Work to complete: Lines containing the word "Editor" are to be located and copied.

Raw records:

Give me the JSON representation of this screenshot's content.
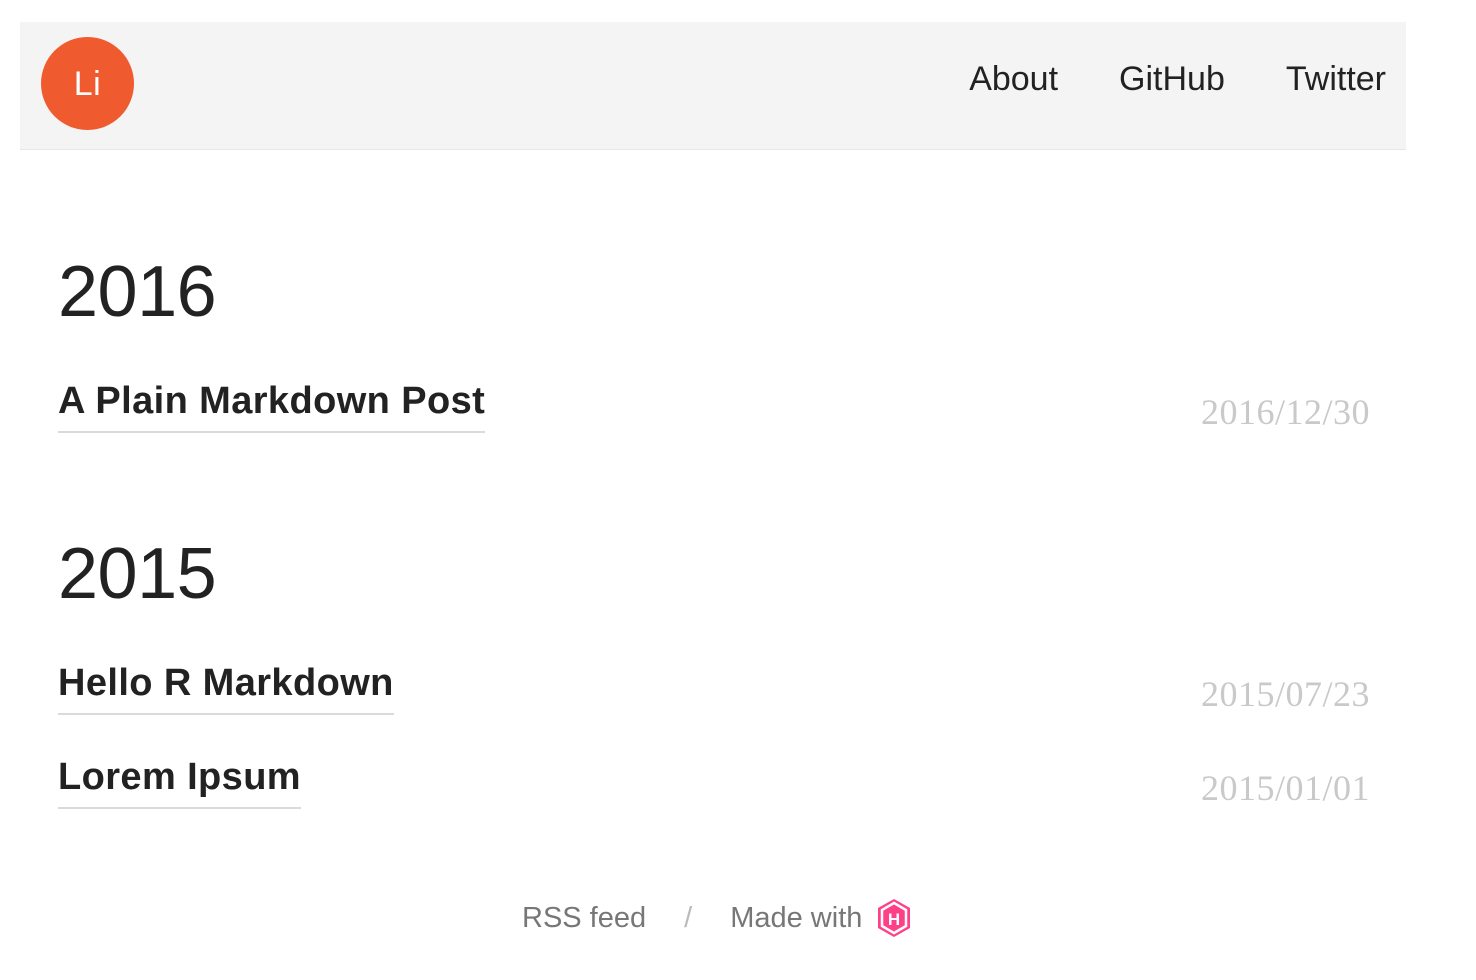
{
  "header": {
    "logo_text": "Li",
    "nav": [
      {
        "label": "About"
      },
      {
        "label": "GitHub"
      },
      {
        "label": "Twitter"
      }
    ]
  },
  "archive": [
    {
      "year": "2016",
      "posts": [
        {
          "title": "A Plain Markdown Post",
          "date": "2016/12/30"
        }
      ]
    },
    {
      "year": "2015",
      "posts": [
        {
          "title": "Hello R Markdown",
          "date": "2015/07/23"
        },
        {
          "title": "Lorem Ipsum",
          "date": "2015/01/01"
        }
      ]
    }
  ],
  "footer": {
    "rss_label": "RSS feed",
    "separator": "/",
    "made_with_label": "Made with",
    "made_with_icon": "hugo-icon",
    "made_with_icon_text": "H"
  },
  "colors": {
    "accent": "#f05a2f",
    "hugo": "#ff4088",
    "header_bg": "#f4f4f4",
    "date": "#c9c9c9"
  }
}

--

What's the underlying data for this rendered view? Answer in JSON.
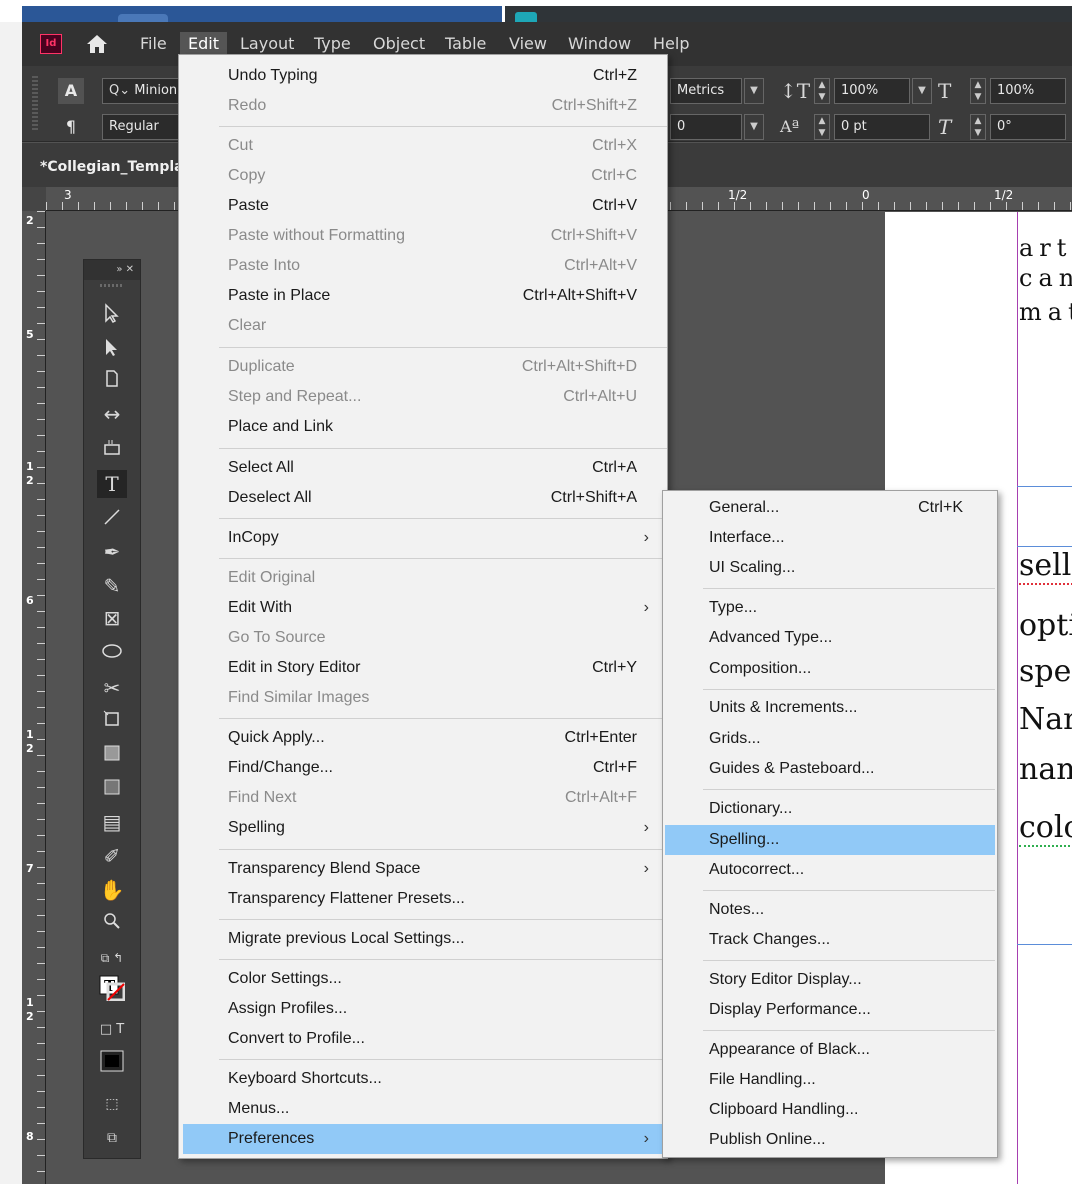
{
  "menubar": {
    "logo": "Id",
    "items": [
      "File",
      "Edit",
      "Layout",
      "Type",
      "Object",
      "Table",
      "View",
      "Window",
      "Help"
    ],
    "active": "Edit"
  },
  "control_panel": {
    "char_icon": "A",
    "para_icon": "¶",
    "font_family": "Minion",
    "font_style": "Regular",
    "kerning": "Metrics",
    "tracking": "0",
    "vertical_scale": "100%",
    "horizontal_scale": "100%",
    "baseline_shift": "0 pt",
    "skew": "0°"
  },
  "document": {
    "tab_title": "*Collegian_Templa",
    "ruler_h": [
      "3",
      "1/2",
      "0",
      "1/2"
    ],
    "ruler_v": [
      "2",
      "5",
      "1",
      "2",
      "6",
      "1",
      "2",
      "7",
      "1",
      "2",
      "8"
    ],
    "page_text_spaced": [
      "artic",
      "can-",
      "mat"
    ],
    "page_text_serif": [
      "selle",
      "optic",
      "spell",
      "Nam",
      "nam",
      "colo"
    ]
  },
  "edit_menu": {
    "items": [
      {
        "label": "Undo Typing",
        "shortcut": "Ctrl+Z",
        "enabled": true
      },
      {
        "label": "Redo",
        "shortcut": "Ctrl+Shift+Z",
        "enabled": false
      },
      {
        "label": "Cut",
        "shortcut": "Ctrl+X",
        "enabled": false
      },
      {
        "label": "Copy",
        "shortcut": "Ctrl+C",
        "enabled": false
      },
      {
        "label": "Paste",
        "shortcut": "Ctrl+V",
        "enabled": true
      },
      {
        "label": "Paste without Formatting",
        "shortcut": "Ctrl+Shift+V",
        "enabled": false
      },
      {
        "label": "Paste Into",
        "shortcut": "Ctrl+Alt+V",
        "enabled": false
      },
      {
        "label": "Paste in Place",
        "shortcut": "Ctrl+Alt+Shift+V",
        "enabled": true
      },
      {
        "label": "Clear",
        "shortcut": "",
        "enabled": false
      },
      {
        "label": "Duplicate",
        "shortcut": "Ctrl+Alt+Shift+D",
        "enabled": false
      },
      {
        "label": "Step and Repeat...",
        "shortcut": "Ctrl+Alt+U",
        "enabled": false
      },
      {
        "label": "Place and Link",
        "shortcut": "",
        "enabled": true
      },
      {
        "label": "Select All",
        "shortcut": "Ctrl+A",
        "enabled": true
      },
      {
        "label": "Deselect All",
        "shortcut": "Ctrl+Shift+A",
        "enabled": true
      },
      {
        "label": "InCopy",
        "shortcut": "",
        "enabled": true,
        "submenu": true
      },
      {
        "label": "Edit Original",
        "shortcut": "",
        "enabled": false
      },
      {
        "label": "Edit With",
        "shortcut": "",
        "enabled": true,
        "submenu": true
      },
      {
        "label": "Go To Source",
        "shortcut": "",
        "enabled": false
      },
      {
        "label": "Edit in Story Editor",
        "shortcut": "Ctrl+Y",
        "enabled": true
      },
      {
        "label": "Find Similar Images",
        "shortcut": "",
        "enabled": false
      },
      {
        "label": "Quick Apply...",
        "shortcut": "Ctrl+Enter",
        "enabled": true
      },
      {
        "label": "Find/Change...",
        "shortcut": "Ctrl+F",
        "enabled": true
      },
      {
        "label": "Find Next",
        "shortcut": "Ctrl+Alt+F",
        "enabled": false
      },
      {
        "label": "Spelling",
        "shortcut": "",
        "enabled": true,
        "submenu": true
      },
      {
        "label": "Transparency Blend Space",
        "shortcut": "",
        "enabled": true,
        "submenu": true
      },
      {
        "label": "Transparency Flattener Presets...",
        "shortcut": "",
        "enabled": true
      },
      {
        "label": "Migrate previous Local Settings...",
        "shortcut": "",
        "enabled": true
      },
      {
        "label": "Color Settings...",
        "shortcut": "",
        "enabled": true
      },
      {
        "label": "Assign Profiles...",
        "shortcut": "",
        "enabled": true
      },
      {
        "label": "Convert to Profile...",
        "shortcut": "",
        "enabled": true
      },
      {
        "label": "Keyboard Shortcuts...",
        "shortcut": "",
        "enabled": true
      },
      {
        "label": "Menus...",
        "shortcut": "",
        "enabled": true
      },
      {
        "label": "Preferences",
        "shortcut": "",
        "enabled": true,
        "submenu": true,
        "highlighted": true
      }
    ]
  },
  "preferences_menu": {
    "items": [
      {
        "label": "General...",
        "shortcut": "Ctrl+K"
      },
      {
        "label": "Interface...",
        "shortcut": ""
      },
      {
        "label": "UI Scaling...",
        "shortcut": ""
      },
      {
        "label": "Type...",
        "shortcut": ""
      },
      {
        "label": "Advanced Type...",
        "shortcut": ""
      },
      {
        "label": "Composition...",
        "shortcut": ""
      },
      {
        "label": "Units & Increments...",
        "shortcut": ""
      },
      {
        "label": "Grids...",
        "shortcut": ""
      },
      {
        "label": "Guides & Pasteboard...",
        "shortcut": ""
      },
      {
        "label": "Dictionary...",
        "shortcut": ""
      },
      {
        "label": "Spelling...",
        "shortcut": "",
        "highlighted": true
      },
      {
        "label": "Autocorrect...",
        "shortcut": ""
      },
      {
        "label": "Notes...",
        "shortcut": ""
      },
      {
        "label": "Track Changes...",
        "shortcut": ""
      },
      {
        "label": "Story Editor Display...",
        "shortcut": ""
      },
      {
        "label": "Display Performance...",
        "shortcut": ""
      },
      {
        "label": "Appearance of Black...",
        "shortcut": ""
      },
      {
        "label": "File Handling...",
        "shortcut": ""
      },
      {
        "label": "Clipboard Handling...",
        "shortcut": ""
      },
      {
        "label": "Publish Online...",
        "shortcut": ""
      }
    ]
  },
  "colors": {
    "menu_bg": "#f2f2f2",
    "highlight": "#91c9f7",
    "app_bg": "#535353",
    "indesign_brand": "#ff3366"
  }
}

Solution to this exercise:
        "label": "Edit in Story Editor",
        "label": "Story Editor Display...",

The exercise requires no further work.